Exercise task
Output all the material that follows, exactly as given.

(Rows from a figure dataset)
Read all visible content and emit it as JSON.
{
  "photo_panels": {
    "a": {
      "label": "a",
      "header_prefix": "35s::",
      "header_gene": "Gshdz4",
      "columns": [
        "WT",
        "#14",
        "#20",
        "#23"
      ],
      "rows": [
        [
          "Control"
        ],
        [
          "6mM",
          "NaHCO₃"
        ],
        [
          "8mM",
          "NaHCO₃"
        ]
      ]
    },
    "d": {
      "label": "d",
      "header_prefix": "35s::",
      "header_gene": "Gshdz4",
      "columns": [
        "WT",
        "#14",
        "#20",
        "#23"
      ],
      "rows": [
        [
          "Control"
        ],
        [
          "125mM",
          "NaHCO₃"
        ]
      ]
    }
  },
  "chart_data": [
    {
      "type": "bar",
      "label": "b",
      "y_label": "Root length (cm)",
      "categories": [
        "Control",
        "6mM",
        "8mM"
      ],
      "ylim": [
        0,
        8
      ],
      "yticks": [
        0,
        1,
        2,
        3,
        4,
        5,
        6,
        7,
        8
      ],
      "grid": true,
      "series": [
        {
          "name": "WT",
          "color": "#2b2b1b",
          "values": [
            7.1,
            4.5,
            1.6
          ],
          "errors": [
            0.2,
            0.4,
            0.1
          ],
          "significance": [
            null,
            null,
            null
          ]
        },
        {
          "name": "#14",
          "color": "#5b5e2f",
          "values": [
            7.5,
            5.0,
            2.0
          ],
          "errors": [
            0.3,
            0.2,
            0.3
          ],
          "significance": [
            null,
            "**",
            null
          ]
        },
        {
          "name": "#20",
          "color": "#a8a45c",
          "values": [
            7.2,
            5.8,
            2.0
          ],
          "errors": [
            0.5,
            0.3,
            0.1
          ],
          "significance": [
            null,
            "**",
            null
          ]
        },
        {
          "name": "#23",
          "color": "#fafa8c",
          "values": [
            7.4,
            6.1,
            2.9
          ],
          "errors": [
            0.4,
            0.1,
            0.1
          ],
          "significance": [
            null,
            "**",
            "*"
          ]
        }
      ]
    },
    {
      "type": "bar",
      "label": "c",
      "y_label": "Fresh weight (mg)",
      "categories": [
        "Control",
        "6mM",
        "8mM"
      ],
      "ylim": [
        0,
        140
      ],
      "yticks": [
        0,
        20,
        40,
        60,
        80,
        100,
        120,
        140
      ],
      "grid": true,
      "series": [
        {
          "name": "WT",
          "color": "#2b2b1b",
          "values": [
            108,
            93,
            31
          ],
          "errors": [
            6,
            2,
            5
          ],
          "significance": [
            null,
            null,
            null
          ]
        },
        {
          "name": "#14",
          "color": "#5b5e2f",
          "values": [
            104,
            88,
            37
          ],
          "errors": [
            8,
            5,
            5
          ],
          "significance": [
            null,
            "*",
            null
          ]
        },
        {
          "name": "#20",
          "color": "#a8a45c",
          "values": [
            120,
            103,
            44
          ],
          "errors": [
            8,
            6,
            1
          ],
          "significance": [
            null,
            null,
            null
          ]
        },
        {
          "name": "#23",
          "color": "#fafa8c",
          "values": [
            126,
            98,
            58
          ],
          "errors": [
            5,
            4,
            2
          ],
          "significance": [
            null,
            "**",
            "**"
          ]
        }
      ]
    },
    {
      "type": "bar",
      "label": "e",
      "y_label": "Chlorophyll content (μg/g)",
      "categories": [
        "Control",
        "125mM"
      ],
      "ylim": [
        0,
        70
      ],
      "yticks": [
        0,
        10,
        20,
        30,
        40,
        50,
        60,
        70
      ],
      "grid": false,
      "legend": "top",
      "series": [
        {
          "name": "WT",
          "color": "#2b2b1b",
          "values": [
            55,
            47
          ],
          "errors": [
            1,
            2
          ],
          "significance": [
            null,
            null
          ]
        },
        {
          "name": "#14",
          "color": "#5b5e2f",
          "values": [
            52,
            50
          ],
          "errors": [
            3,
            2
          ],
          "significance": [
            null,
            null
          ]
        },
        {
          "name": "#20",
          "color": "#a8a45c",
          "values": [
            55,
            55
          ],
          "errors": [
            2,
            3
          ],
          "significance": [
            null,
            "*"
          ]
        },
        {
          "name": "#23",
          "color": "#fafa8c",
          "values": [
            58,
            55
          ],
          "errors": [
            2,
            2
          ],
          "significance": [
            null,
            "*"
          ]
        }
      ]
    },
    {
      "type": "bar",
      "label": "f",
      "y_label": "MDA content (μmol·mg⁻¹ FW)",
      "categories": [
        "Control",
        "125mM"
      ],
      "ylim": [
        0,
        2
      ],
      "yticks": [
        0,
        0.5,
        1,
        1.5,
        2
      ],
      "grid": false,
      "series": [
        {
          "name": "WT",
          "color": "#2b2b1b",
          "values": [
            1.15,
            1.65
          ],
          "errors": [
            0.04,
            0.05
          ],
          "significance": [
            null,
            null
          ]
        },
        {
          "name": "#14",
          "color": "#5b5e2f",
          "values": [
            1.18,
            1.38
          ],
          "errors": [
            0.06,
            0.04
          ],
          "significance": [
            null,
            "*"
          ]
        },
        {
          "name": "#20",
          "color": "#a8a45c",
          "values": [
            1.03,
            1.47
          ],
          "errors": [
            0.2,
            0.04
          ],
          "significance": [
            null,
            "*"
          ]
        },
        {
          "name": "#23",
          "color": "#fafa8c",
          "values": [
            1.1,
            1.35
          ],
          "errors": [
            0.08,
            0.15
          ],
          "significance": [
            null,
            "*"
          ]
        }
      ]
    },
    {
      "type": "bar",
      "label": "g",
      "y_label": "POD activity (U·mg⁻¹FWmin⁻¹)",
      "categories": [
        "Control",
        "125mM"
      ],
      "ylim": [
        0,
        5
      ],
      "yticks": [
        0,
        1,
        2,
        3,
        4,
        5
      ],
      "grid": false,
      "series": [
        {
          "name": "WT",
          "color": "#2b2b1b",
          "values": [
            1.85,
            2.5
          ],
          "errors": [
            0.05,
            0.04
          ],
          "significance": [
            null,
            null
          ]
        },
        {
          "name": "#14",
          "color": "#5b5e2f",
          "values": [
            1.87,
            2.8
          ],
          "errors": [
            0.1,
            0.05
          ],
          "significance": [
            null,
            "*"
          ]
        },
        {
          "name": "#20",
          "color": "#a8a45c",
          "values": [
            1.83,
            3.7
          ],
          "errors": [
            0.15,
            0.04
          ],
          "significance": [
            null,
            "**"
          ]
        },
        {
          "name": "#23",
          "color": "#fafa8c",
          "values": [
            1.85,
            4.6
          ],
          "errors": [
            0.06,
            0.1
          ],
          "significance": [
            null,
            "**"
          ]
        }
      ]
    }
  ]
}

Finished task
Read all visible content and emit it as JSON.
{
  "photo_panels": {
    "a": {
      "label": "a",
      "header_prefix": "35s::",
      "header_gene": "Gshdz4",
      "columns": [
        "WT",
        "#14",
        "#20",
        "#23"
      ],
      "rows": [
        [
          "Control"
        ],
        [
          "6mM",
          "NaHCO₃"
        ],
        [
          "8mM",
          "NaHCO₃"
        ]
      ]
    },
    "d": {
      "label": "d",
      "header_prefix": "35s::",
      "header_gene": "Gshdz4",
      "columns": [
        "WT",
        "#14",
        "#20",
        "#23"
      ],
      "rows": [
        [
          "Control"
        ],
        [
          "125mM",
          "NaHCO₃"
        ]
      ]
    }
  },
  "chart_data": [
    {
      "type": "bar",
      "label": "b",
      "y_label": "Root length (cm)",
      "categories": [
        "Control",
        "6mM",
        "8mM"
      ],
      "ylim": [
        0,
        8
      ],
      "yticks": [
        0,
        1,
        2,
        3,
        4,
        5,
        6,
        7,
        8
      ],
      "grid": true,
      "series": [
        {
          "name": "WT",
          "color": "#2b2b1b",
          "values": [
            7.1,
            4.5,
            1.6
          ],
          "errors": [
            0.2,
            0.4,
            0.1
          ],
          "significance": [
            null,
            null,
            null
          ]
        },
        {
          "name": "#14",
          "color": "#5b5e2f",
          "values": [
            7.5,
            5.0,
            2.0
          ],
          "errors": [
            0.3,
            0.2,
            0.3
          ],
          "significance": [
            null,
            "**",
            null
          ]
        },
        {
          "name": "#20",
          "color": "#a8a45c",
          "values": [
            7.2,
            5.8,
            2.0
          ],
          "errors": [
            0.5,
            0.3,
            0.1
          ],
          "significance": [
            null,
            "**",
            null
          ]
        },
        {
          "name": "#23",
          "color": "#fafa8c",
          "values": [
            7.4,
            6.1,
            2.9
          ],
          "errors": [
            0.4,
            0.1,
            0.1
          ],
          "significance": [
            null,
            "**",
            "*"
          ]
        }
      ]
    },
    {
      "type": "bar",
      "label": "c",
      "y_label": "Fresh weight (mg)",
      "categories": [
        "Control",
        "6mM",
        "8mM"
      ],
      "ylim": [
        0,
        140
      ],
      "yticks": [
        0,
        20,
        40,
        60,
        80,
        100,
        120,
        140
      ],
      "grid": true,
      "series": [
        {
          "name": "WT",
          "color": "#2b2b1b",
          "values": [
            108,
            93,
            31
          ],
          "errors": [
            6,
            2,
            5
          ],
          "significance": [
            null,
            null,
            null
          ]
        },
        {
          "name": "#14",
          "color": "#5b5e2f",
          "values": [
            104,
            88,
            37
          ],
          "errors": [
            8,
            5,
            5
          ],
          "significance": [
            null,
            "*",
            null
          ]
        },
        {
          "name": "#20",
          "color": "#a8a45c",
          "values": [
            120,
            103,
            44
          ],
          "errors": [
            8,
            6,
            1
          ],
          "significance": [
            null,
            null,
            null
          ]
        },
        {
          "name": "#23",
          "color": "#fafa8c",
          "values": [
            126,
            98,
            58
          ],
          "errors": [
            5,
            4,
            2
          ],
          "significance": [
            null,
            "**",
            "**"
          ]
        }
      ]
    },
    {
      "type": "bar",
      "label": "e",
      "y_label": "Chlorophyll content (μg/g)",
      "categories": [
        "Control",
        "125mM"
      ],
      "ylim": [
        0,
        70
      ],
      "yticks": [
        0,
        10,
        20,
        30,
        40,
        50,
        60,
        70
      ],
      "grid": false,
      "legend": "top",
      "series": [
        {
          "name": "WT",
          "color": "#2b2b1b",
          "values": [
            55,
            47
          ],
          "errors": [
            1,
            2
          ],
          "significance": [
            null,
            null
          ]
        },
        {
          "name": "#14",
          "color": "#5b5e2f",
          "values": [
            52,
            50
          ],
          "errors": [
            3,
            2
          ],
          "significance": [
            null,
            null
          ]
        },
        {
          "name": "#20",
          "color": "#a8a45c",
          "values": [
            55,
            55
          ],
          "errors": [
            2,
            3
          ],
          "significance": [
            null,
            "*"
          ]
        },
        {
          "name": "#23",
          "color": "#fafa8c",
          "values": [
            58,
            55
          ],
          "errors": [
            2,
            2
          ],
          "significance": [
            null,
            "*"
          ]
        }
      ]
    },
    {
      "type": "bar",
      "label": "f",
      "y_label": "MDA content (μmol·mg⁻¹ FW)",
      "categories": [
        "Control",
        "125mM"
      ],
      "ylim": [
        0,
        2
      ],
      "yticks": [
        0,
        0.5,
        1,
        1.5,
        2
      ],
      "grid": false,
      "series": [
        {
          "name": "WT",
          "color": "#2b2b1b",
          "values": [
            1.15,
            1.65
          ],
          "errors": [
            0.04,
            0.05
          ],
          "significance": [
            null,
            null
          ]
        },
        {
          "name": "#14",
          "color": "#5b5e2f",
          "values": [
            1.18,
            1.38
          ],
          "errors": [
            0.06,
            0.04
          ],
          "significance": [
            null,
            "*"
          ]
        },
        {
          "name": "#20",
          "color": "#a8a45c",
          "values": [
            1.03,
            1.47
          ],
          "errors": [
            0.2,
            0.04
          ],
          "significance": [
            null,
            "*"
          ]
        },
        {
          "name": "#23",
          "color": "#fafa8c",
          "values": [
            1.1,
            1.35
          ],
          "errors": [
            0.08,
            0.15
          ],
          "significance": [
            null,
            "*"
          ]
        }
      ]
    },
    {
      "type": "bar",
      "label": "g",
      "y_label": "POD activity (U·mg⁻¹FWmin⁻¹)",
      "categories": [
        "Control",
        "125mM"
      ],
      "ylim": [
        0,
        5
      ],
      "yticks": [
        0,
        1,
        2,
        3,
        4,
        5
      ],
      "grid": false,
      "series": [
        {
          "name": "WT",
          "color": "#2b2b1b",
          "values": [
            1.85,
            2.5
          ],
          "errors": [
            0.05,
            0.04
          ],
          "significance": [
            null,
            null
          ]
        },
        {
          "name": "#14",
          "color": "#5b5e2f",
          "values": [
            1.87,
            2.8
          ],
          "errors": [
            0.1,
            0.05
          ],
          "significance": [
            null,
            "*"
          ]
        },
        {
          "name": "#20",
          "color": "#a8a45c",
          "values": [
            1.83,
            3.7
          ],
          "errors": [
            0.15,
            0.04
          ],
          "significance": [
            null,
            "**"
          ]
        },
        {
          "name": "#23",
          "color": "#fafa8c",
          "values": [
            1.85,
            4.6
          ],
          "errors": [
            0.06,
            0.1
          ],
          "significance": [
            null,
            "**"
          ]
        }
      ]
    }
  ]
}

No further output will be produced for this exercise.